Written task. In the listing below, find every line with the string "this" and pull it out.

Dataset records.

•••

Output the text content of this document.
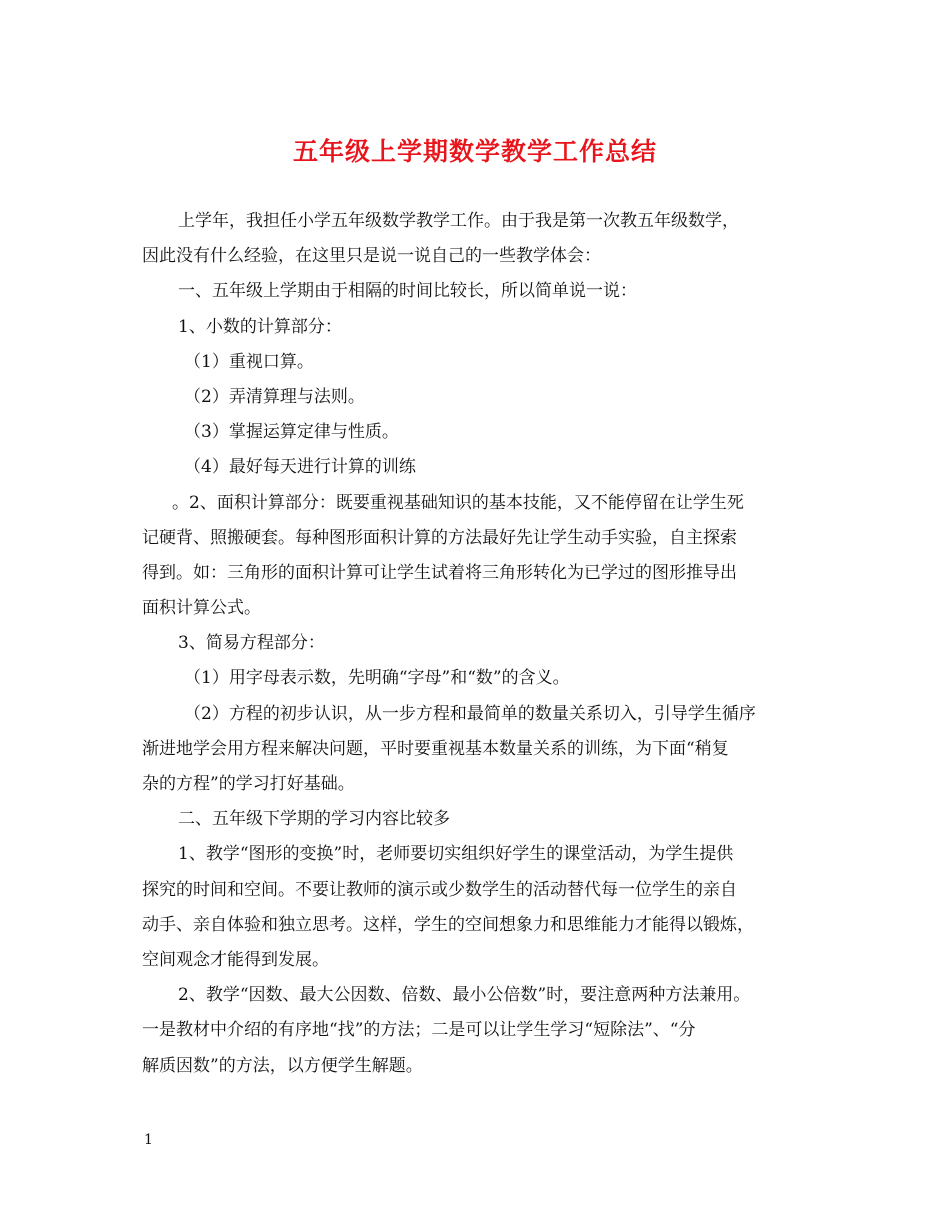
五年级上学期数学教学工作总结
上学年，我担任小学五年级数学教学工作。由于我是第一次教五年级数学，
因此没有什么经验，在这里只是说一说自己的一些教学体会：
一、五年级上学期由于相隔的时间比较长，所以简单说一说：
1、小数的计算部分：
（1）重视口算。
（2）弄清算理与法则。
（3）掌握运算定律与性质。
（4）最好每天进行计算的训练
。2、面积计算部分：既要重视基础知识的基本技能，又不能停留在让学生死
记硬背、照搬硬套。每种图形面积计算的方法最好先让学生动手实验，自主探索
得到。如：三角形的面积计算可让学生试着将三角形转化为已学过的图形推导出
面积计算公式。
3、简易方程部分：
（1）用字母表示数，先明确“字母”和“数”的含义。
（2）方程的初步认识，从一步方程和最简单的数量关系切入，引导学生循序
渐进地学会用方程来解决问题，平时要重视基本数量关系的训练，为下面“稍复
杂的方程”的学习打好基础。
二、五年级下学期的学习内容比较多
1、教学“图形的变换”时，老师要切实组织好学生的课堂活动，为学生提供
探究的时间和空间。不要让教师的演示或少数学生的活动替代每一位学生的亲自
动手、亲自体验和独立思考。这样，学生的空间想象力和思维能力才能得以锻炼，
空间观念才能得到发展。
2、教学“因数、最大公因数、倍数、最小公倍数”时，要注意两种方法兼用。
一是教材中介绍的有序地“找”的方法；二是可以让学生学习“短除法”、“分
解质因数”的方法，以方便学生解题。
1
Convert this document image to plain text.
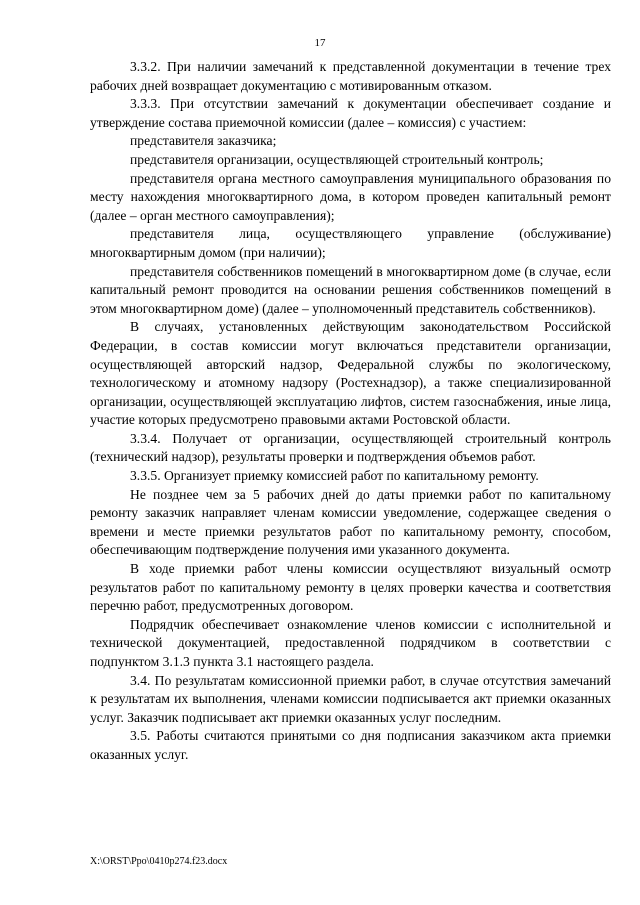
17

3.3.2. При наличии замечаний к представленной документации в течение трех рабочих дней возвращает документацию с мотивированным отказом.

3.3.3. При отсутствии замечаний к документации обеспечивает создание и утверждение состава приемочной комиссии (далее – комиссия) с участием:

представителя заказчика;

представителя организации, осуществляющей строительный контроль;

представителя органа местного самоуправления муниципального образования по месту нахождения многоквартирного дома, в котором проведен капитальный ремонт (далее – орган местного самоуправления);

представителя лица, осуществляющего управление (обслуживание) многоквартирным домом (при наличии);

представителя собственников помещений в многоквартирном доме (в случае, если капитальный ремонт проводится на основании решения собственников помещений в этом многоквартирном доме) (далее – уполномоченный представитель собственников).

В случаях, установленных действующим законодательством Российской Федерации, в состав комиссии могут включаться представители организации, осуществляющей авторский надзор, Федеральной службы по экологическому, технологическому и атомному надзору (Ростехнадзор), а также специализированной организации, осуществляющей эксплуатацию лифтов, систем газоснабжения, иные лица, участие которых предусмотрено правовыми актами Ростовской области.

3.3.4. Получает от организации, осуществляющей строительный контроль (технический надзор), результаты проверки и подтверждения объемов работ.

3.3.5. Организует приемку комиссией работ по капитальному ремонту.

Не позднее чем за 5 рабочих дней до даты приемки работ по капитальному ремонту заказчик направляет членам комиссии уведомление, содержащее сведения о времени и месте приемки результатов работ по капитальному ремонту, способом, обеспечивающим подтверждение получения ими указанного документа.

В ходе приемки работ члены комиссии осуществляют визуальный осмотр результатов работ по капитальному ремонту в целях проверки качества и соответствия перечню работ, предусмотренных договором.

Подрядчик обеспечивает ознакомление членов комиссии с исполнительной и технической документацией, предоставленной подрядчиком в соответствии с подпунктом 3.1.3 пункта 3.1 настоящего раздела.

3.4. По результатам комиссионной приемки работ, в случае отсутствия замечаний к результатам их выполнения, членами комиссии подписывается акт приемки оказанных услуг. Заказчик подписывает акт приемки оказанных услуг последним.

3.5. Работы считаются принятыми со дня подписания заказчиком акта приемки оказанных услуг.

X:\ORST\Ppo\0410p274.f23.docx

•••

Exercise output.
Output the text content of this document.
Convert this document image to plain text.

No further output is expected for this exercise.